• _EXERCISE BRIEF_
Transcribe the material word for word, but without the images.

##########

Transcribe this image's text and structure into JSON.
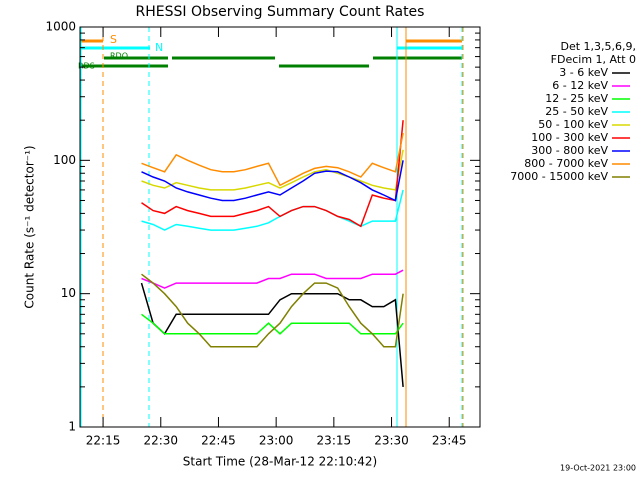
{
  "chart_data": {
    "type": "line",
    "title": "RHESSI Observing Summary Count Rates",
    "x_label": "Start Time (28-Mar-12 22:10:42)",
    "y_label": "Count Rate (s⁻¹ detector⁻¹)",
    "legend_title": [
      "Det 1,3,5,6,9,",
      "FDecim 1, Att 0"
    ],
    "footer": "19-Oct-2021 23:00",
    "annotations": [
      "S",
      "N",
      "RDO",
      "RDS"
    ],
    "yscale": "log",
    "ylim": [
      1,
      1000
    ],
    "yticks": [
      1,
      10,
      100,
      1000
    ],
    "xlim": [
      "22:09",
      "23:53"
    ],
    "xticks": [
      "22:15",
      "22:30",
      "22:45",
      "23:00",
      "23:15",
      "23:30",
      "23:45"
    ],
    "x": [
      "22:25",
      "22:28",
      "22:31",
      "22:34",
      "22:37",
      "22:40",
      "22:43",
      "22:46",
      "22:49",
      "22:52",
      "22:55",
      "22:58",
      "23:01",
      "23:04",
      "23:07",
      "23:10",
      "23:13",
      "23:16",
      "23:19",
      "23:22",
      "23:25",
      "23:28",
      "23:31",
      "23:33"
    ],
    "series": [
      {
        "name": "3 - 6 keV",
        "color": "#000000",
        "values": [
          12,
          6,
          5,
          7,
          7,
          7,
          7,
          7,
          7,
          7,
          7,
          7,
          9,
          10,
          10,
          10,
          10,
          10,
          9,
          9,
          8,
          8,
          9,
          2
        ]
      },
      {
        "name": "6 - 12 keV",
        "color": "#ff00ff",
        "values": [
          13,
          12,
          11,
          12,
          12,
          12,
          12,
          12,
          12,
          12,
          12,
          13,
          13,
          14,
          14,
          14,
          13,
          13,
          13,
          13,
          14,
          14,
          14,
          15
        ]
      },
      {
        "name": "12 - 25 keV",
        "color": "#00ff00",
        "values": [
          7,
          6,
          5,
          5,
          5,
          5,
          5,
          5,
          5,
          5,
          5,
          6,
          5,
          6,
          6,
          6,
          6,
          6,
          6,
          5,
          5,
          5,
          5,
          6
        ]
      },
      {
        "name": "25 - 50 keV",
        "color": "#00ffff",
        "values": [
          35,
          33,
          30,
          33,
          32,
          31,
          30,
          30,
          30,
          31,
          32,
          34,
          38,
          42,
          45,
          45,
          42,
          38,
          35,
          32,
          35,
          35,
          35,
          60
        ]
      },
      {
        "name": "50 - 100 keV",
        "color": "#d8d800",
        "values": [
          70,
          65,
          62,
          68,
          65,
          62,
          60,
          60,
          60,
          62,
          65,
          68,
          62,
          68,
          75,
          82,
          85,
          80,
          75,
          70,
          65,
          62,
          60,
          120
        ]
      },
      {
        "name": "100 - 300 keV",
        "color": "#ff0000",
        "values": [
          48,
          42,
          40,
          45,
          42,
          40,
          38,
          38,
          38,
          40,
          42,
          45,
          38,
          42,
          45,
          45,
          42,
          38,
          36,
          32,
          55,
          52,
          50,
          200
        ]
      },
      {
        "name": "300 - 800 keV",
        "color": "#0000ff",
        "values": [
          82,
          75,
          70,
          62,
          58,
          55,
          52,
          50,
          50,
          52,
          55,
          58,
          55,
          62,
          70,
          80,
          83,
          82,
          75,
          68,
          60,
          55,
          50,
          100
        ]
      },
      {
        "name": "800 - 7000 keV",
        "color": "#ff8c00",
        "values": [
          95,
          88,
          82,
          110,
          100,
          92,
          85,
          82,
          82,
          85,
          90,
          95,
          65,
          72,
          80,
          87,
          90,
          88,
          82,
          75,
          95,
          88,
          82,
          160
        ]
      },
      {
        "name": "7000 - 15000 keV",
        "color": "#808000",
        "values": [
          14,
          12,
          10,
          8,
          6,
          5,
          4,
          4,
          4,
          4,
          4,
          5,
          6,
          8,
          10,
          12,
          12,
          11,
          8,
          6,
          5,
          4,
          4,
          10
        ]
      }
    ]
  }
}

##########

• _RESULT FOR THIS TASK_
Transcribe this image's text and structure into JSON.
{
  "chart_data": {
    "type": "line",
    "title": "RHESSI Observing Summary Count Rates",
    "x_label": "Start Time (28-Mar-12 22:10:42)",
    "y_label": "Count Rate (s⁻¹ detector⁻¹)",
    "legend_title": [
      "Det 1,3,5,6,9,",
      "FDecim 1, Att 0"
    ],
    "footer": "19-Oct-2021 23:00",
    "annotations": [
      "S",
      "N",
      "RDO",
      "RDS"
    ],
    "yscale": "log",
    "ylim": [
      1,
      1000
    ],
    "yticks": [
      1,
      10,
      100,
      1000
    ],
    "xlim": [
      "22:09",
      "23:53"
    ],
    "xticks": [
      "22:15",
      "22:30",
      "22:45",
      "23:00",
      "23:15",
      "23:30",
      "23:45"
    ],
    "x": [
      "22:25",
      "22:28",
      "22:31",
      "22:34",
      "22:37",
      "22:40",
      "22:43",
      "22:46",
      "22:49",
      "22:52",
      "22:55",
      "22:58",
      "23:01",
      "23:04",
      "23:07",
      "23:10",
      "23:13",
      "23:16",
      "23:19",
      "23:22",
      "23:25",
      "23:28",
      "23:31",
      "23:33"
    ],
    "series": [
      {
        "name": "3 - 6 keV",
        "color": "#000000",
        "values": [
          12,
          6,
          5,
          7,
          7,
          7,
          7,
          7,
          7,
          7,
          7,
          7,
          9,
          10,
          10,
          10,
          10,
          10,
          9,
          9,
          8,
          8,
          9,
          2
        ]
      },
      {
        "name": "6 - 12 keV",
        "color": "#ff00ff",
        "values": [
          13,
          12,
          11,
          12,
          12,
          12,
          12,
          12,
          12,
          12,
          12,
          13,
          13,
          14,
          14,
          14,
          13,
          13,
          13,
          13,
          14,
          14,
          14,
          15
        ]
      },
      {
        "name": "12 - 25 keV",
        "color": "#00ff00",
        "values": [
          7,
          6,
          5,
          5,
          5,
          5,
          5,
          5,
          5,
          5,
          5,
          6,
          5,
          6,
          6,
          6,
          6,
          6,
          6,
          5,
          5,
          5,
          5,
          6
        ]
      },
      {
        "name": "25 - 50 keV",
        "color": "#00ffff",
        "values": [
          35,
          33,
          30,
          33,
          32,
          31,
          30,
          30,
          30,
          31,
          32,
          34,
          38,
          42,
          45,
          45,
          42,
          38,
          35,
          32,
          35,
          35,
          35,
          60
        ]
      },
      {
        "name": "50 - 100 keV",
        "color": "#d8d800",
        "values": [
          70,
          65,
          62,
          68,
          65,
          62,
          60,
          60,
          60,
          62,
          65,
          68,
          62,
          68,
          75,
          82,
          85,
          80,
          75,
          70,
          65,
          62,
          60,
          120
        ]
      },
      {
        "name": "100 - 300 keV",
        "color": "#ff0000",
        "values": [
          48,
          42,
          40,
          45,
          42,
          40,
          38,
          38,
          38,
          40,
          42,
          45,
          38,
          42,
          45,
          45,
          42,
          38,
          36,
          32,
          55,
          52,
          50,
          200
        ]
      },
      {
        "name": "300 - 800 keV",
        "color": "#0000ff",
        "values": [
          82,
          75,
          70,
          62,
          58,
          55,
          52,
          50,
          50,
          52,
          55,
          58,
          55,
          62,
          70,
          80,
          83,
          82,
          75,
          68,
          60,
          55,
          50,
          100
        ]
      },
      {
        "name": "800 - 7000 keV",
        "color": "#ff8c00",
        "values": [
          95,
          88,
          82,
          110,
          100,
          92,
          85,
          82,
          82,
          85,
          90,
          95,
          65,
          72,
          80,
          87,
          90,
          88,
          82,
          75,
          95,
          88,
          82,
          160
        ]
      },
      {
        "name": "7000 - 15000 keV",
        "color": "#808000",
        "values": [
          14,
          12,
          10,
          8,
          6,
          5,
          4,
          4,
          4,
          4,
          4,
          5,
          6,
          8,
          10,
          12,
          12,
          11,
          8,
          6,
          5,
          4,
          4,
          10
        ]
      }
    ]
  }
}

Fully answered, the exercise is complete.